* BEGIN *
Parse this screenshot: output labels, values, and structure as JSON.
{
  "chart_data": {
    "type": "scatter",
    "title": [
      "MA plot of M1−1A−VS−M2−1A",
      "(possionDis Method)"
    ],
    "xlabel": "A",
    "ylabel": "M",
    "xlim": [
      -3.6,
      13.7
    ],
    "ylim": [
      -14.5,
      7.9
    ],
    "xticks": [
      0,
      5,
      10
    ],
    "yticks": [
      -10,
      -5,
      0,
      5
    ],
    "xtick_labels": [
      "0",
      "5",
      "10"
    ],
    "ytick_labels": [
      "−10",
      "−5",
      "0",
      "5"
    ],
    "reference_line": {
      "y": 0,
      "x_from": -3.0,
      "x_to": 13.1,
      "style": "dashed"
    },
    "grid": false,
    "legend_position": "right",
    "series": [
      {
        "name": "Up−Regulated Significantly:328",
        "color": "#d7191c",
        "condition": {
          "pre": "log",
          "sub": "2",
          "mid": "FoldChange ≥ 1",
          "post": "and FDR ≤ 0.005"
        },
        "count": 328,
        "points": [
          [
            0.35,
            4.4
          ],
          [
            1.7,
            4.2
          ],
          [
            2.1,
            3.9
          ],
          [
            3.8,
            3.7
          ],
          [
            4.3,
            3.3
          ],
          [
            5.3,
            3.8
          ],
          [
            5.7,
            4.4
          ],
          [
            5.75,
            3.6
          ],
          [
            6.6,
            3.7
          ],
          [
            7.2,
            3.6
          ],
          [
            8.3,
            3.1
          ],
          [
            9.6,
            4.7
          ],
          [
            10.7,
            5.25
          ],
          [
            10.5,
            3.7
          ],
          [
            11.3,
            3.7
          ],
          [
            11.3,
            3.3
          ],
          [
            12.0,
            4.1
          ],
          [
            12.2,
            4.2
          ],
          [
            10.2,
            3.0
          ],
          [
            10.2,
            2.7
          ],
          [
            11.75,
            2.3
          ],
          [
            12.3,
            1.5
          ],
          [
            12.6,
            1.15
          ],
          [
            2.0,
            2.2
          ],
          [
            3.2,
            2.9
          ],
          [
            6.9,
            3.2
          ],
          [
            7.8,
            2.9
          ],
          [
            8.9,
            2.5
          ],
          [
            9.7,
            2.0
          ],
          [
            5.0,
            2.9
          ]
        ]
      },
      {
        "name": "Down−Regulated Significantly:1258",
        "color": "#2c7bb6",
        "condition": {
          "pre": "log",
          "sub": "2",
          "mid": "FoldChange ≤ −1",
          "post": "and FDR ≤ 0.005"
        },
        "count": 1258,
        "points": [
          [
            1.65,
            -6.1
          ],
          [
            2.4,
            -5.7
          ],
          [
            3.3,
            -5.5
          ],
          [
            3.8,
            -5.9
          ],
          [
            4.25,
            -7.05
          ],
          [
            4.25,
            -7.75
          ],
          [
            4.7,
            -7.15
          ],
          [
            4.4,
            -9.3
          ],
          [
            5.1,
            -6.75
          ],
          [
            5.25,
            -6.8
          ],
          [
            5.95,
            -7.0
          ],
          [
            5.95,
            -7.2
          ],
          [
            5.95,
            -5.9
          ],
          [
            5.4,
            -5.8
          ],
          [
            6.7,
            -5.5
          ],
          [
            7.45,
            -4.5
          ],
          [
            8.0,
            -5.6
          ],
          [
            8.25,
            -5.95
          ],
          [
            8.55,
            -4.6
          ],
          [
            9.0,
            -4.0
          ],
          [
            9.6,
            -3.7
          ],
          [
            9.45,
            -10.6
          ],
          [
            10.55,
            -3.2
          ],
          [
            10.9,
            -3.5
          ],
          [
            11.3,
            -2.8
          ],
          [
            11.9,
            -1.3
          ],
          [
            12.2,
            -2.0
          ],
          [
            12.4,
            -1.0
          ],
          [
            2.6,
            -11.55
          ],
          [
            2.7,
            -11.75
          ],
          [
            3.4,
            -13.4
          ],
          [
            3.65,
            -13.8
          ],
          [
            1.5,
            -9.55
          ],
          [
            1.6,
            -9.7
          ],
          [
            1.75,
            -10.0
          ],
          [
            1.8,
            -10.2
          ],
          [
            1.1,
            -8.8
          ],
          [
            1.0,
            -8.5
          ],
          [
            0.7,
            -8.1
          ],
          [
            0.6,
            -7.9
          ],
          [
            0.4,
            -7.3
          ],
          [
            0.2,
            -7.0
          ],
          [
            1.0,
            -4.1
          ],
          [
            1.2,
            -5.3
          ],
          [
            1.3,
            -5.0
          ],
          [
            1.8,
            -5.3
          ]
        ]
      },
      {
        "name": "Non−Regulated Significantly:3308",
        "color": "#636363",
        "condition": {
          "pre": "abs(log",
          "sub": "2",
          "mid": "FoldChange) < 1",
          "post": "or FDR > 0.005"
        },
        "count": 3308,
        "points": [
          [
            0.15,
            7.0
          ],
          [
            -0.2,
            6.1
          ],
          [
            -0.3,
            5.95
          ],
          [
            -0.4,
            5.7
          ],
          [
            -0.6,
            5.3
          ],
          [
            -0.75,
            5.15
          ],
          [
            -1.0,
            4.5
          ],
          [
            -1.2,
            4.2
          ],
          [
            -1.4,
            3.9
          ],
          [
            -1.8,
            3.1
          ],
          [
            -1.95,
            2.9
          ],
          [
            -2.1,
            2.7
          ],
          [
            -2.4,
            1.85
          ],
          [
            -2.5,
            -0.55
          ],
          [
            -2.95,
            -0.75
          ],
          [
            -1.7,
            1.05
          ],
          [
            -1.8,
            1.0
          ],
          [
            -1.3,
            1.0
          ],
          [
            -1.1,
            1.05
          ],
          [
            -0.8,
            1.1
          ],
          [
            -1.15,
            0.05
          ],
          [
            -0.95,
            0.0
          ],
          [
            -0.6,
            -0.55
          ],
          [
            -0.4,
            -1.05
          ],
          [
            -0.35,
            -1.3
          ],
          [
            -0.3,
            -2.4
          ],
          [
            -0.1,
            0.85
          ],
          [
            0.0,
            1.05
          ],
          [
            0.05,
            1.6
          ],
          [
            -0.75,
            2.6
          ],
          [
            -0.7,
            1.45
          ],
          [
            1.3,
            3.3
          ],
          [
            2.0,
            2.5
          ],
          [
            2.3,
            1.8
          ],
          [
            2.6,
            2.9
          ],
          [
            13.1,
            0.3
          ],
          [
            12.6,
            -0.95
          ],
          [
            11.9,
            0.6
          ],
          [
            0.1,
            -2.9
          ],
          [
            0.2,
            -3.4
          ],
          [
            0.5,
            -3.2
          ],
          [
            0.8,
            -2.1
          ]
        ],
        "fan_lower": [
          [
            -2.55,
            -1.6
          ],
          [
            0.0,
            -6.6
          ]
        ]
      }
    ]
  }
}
* END *
● Written problem: Copy all of the data. Keep every word exactly as it is.

● Expected output:
Parse this screenshot: output labels, values, and structure as JSON.
{
  "chart_data": {
    "type": "scatter",
    "title": [
      "MA plot of M1−1A−VS−M2−1A",
      "(possionDis Method)"
    ],
    "xlabel": "A",
    "ylabel": "M",
    "xlim": [
      -3.6,
      13.7
    ],
    "ylim": [
      -14.5,
      7.9
    ],
    "xticks": [
      0,
      5,
      10
    ],
    "yticks": [
      -10,
      -5,
      0,
      5
    ],
    "xtick_labels": [
      "0",
      "5",
      "10"
    ],
    "ytick_labels": [
      "−10",
      "−5",
      "0",
      "5"
    ],
    "reference_line": {
      "y": 0,
      "x_from": -3.0,
      "x_to": 13.1,
      "style": "dashed"
    },
    "grid": false,
    "legend_position": "right",
    "series": [
      {
        "name": "Up−Regulated Significantly:328",
        "color": "#d7191c",
        "condition": {
          "pre": "log",
          "sub": "2",
          "mid": "FoldChange ≥ 1",
          "post": "and FDR ≤ 0.005"
        },
        "count": 328,
        "points": [
          [
            0.35,
            4.4
          ],
          [
            1.7,
            4.2
          ],
          [
            2.1,
            3.9
          ],
          [
            3.8,
            3.7
          ],
          [
            4.3,
            3.3
          ],
          [
            5.3,
            3.8
          ],
          [
            5.7,
            4.4
          ],
          [
            5.75,
            3.6
          ],
          [
            6.6,
            3.7
          ],
          [
            7.2,
            3.6
          ],
          [
            8.3,
            3.1
          ],
          [
            9.6,
            4.7
          ],
          [
            10.7,
            5.25
          ],
          [
            10.5,
            3.7
          ],
          [
            11.3,
            3.7
          ],
          [
            11.3,
            3.3
          ],
          [
            12.0,
            4.1
          ],
          [
            12.2,
            4.2
          ],
          [
            10.2,
            3.0
          ],
          [
            10.2,
            2.7
          ],
          [
            11.75,
            2.3
          ],
          [
            12.3,
            1.5
          ],
          [
            12.6,
            1.15
          ],
          [
            2.0,
            2.2
          ],
          [
            3.2,
            2.9
          ],
          [
            6.9,
            3.2
          ],
          [
            7.8,
            2.9
          ],
          [
            8.9,
            2.5
          ],
          [
            9.7,
            2.0
          ],
          [
            5.0,
            2.9
          ]
        ]
      },
      {
        "name": "Down−Regulated Significantly:1258",
        "color": "#2c7bb6",
        "condition": {
          "pre": "log",
          "sub": "2",
          "mid": "FoldChange ≤ −1",
          "post": "and FDR ≤ 0.005"
        },
        "count": 1258,
        "points": [
          [
            1.65,
            -6.1
          ],
          [
            2.4,
            -5.7
          ],
          [
            3.3,
            -5.5
          ],
          [
            3.8,
            -5.9
          ],
          [
            4.25,
            -7.05
          ],
          [
            4.25,
            -7.75
          ],
          [
            4.7,
            -7.15
          ],
          [
            4.4,
            -9.3
          ],
          [
            5.1,
            -6.75
          ],
          [
            5.25,
            -6.8
          ],
          [
            5.95,
            -7.0
          ],
          [
            5.95,
            -7.2
          ],
          [
            5.95,
            -5.9
          ],
          [
            5.4,
            -5.8
          ],
          [
            6.7,
            -5.5
          ],
          [
            7.45,
            -4.5
          ],
          [
            8.0,
            -5.6
          ],
          [
            8.25,
            -5.95
          ],
          [
            8.55,
            -4.6
          ],
          [
            9.0,
            -4.0
          ],
          [
            9.6,
            -3.7
          ],
          [
            9.45,
            -10.6
          ],
          [
            10.55,
            -3.2
          ],
          [
            10.9,
            -3.5
          ],
          [
            11.3,
            -2.8
          ],
          [
            11.9,
            -1.3
          ],
          [
            12.2,
            -2.0
          ],
          [
            12.4,
            -1.0
          ],
          [
            2.6,
            -11.55
          ],
          [
            2.7,
            -11.75
          ],
          [
            3.4,
            -13.4
          ],
          [
            3.65,
            -13.8
          ],
          [
            1.5,
            -9.55
          ],
          [
            1.6,
            -9.7
          ],
          [
            1.75,
            -10.0
          ],
          [
            1.8,
            -10.2
          ],
          [
            1.1,
            -8.8
          ],
          [
            1.0,
            -8.5
          ],
          [
            0.7,
            -8.1
          ],
          [
            0.6,
            -7.9
          ],
          [
            0.4,
            -7.3
          ],
          [
            0.2,
            -7.0
          ],
          [
            1.0,
            -4.1
          ],
          [
            1.2,
            -5.3
          ],
          [
            1.3,
            -5.0
          ],
          [
            1.8,
            -5.3
          ]
        ]
      },
      {
        "name": "Non−Regulated Significantly:3308",
        "color": "#636363",
        "condition": {
          "pre": "abs(log",
          "sub": "2",
          "mid": "FoldChange) < 1",
          "post": "or FDR > 0.005"
        },
        "count": 3308,
        "points": [
          [
            0.15,
            7.0
          ],
          [
            -0.2,
            6.1
          ],
          [
            -0.3,
            5.95
          ],
          [
            -0.4,
            5.7
          ],
          [
            -0.6,
            5.3
          ],
          [
            -0.75,
            5.15
          ],
          [
            -1.0,
            4.5
          ],
          [
            -1.2,
            4.2
          ],
          [
            -1.4,
            3.9
          ],
          [
            -1.8,
            3.1
          ],
          [
            -1.95,
            2.9
          ],
          [
            -2.1,
            2.7
          ],
          [
            -2.4,
            1.85
          ],
          [
            -2.5,
            -0.55
          ],
          [
            -2.95,
            -0.75
          ],
          [
            -1.7,
            1.05
          ],
          [
            -1.8,
            1.0
          ],
          [
            -1.3,
            1.0
          ],
          [
            -1.1,
            1.05
          ],
          [
            -0.8,
            1.1
          ],
          [
            -1.15,
            0.05
          ],
          [
            -0.95,
            0.0
          ],
          [
            -0.6,
            -0.55
          ],
          [
            -0.4,
            -1.05
          ],
          [
            -0.35,
            -1.3
          ],
          [
            -0.3,
            -2.4
          ],
          [
            -0.1,
            0.85
          ],
          [
            0.0,
            1.05
          ],
          [
            0.05,
            1.6
          ],
          [
            -0.75,
            2.6
          ],
          [
            -0.7,
            1.45
          ],
          [
            1.3,
            3.3
          ],
          [
            2.0,
            2.5
          ],
          [
            2.3,
            1.8
          ],
          [
            2.6,
            2.9
          ],
          [
            13.1,
            0.3
          ],
          [
            12.6,
            -0.95
          ],
          [
            11.9,
            0.6
          ],
          [
            0.1,
            -2.9
          ],
          [
            0.2,
            -3.4
          ],
          [
            0.5,
            -3.2
          ],
          [
            0.8,
            -2.1
          ]
        ],
        "fan_lower": [
          [
            -2.55,
            -1.6
          ],
          [
            0.0,
            -6.6
          ]
        ]
      }
    ]
  }
}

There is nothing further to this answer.